___ Records to process

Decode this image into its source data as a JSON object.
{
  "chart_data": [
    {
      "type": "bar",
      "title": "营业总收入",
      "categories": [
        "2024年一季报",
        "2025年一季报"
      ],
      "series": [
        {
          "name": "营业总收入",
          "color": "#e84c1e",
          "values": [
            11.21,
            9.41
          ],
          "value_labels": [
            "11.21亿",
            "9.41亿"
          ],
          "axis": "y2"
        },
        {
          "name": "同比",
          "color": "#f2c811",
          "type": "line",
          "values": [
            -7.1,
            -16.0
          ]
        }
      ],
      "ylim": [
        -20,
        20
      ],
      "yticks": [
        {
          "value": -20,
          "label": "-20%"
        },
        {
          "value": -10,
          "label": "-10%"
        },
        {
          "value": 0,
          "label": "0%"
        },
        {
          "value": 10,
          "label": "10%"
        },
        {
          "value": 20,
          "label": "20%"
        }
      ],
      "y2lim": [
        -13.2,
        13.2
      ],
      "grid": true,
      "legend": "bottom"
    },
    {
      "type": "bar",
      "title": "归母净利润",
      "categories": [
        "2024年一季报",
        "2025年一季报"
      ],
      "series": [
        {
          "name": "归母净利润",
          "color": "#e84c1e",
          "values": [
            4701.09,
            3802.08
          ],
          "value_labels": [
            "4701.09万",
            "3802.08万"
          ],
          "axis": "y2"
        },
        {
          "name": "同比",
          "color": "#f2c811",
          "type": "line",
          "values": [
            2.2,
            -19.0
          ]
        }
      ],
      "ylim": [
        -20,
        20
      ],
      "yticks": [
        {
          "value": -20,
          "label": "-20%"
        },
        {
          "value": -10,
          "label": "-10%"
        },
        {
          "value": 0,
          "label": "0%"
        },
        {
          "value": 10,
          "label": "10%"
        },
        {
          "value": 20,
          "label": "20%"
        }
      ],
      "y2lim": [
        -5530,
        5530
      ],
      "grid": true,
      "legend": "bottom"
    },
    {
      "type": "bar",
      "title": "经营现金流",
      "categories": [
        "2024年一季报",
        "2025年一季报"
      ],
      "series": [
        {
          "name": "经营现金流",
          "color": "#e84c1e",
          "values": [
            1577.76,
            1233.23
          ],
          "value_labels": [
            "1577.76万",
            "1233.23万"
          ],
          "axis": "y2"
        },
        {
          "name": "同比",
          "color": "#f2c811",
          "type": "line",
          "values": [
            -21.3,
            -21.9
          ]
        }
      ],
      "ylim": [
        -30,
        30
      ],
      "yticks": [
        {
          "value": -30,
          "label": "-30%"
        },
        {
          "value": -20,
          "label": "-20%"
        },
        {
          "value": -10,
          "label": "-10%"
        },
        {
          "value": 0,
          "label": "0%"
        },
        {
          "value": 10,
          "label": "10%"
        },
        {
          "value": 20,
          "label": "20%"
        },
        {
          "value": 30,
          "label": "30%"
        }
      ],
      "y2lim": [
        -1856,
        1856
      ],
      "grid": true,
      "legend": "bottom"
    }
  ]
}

______

[Goal]: Write the material out again in its entirety, exactly as shown.

[Output of the task]:
Decode this image into its source data as a JSON object.
{
  "chart_data": [
    {
      "type": "bar",
      "title": "营业总收入",
      "categories": [
        "2024年一季报",
        "2025年一季报"
      ],
      "series": [
        {
          "name": "营业总收入",
          "color": "#e84c1e",
          "values": [
            11.21,
            9.41
          ],
          "value_labels": [
            "11.21亿",
            "9.41亿"
          ],
          "axis": "y2"
        },
        {
          "name": "同比",
          "color": "#f2c811",
          "type": "line",
          "values": [
            -7.1,
            -16.0
          ]
        }
      ],
      "ylim": [
        -20,
        20
      ],
      "yticks": [
        {
          "value": -20,
          "label": "-20%"
        },
        {
          "value": -10,
          "label": "-10%"
        },
        {
          "value": 0,
          "label": "0%"
        },
        {
          "value": 10,
          "label": "10%"
        },
        {
          "value": 20,
          "label": "20%"
        }
      ],
      "y2lim": [
        -13.2,
        13.2
      ],
      "grid": true,
      "legend": "bottom"
    },
    {
      "type": "bar",
      "title": "归母净利润",
      "categories": [
        "2024年一季报",
        "2025年一季报"
      ],
      "series": [
        {
          "name": "归母净利润",
          "color": "#e84c1e",
          "values": [
            4701.09,
            3802.08
          ],
          "value_labels": [
            "4701.09万",
            "3802.08万"
          ],
          "axis": "y2"
        },
        {
          "name": "同比",
          "color": "#f2c811",
          "type": "line",
          "values": [
            2.2,
            -19.0
          ]
        }
      ],
      "ylim": [
        -20,
        20
      ],
      "yticks": [
        {
          "value": -20,
          "label": "-20%"
        },
        {
          "value": -10,
          "label": "-10%"
        },
        {
          "value": 0,
          "label": "0%"
        },
        {
          "value": 10,
          "label": "10%"
        },
        {
          "value": 20,
          "label": "20%"
        }
      ],
      "y2lim": [
        -5530,
        5530
      ],
      "grid": true,
      "legend": "bottom"
    },
    {
      "type": "bar",
      "title": "经营现金流",
      "categories": [
        "2024年一季报",
        "2025年一季报"
      ],
      "series": [
        {
          "name": "经营现金流",
          "color": "#e84c1e",
          "values": [
            1577.76,
            1233.23
          ],
          "value_labels": [
            "1577.76万",
            "1233.23万"
          ],
          "axis": "y2"
        },
        {
          "name": "同比",
          "color": "#f2c811",
          "type": "line",
          "values": [
            -21.3,
            -21.9
          ]
        }
      ],
      "ylim": [
        -30,
        30
      ],
      "yticks": [
        {
          "value": -30,
          "label": "-30%"
        },
        {
          "value": -20,
          "label": "-20%"
        },
        {
          "value": -10,
          "label": "-10%"
        },
        {
          "value": 0,
          "label": "0%"
        },
        {
          "value": 10,
          "label": "10%"
        },
        {
          "value": 20,
          "label": "20%"
        },
        {
          "value": 30,
          "label": "30%"
        }
      ],
      "y2lim": [
        -1856,
        1856
      ],
      "grid": true,
      "legend": "bottom"
    }
  ]
}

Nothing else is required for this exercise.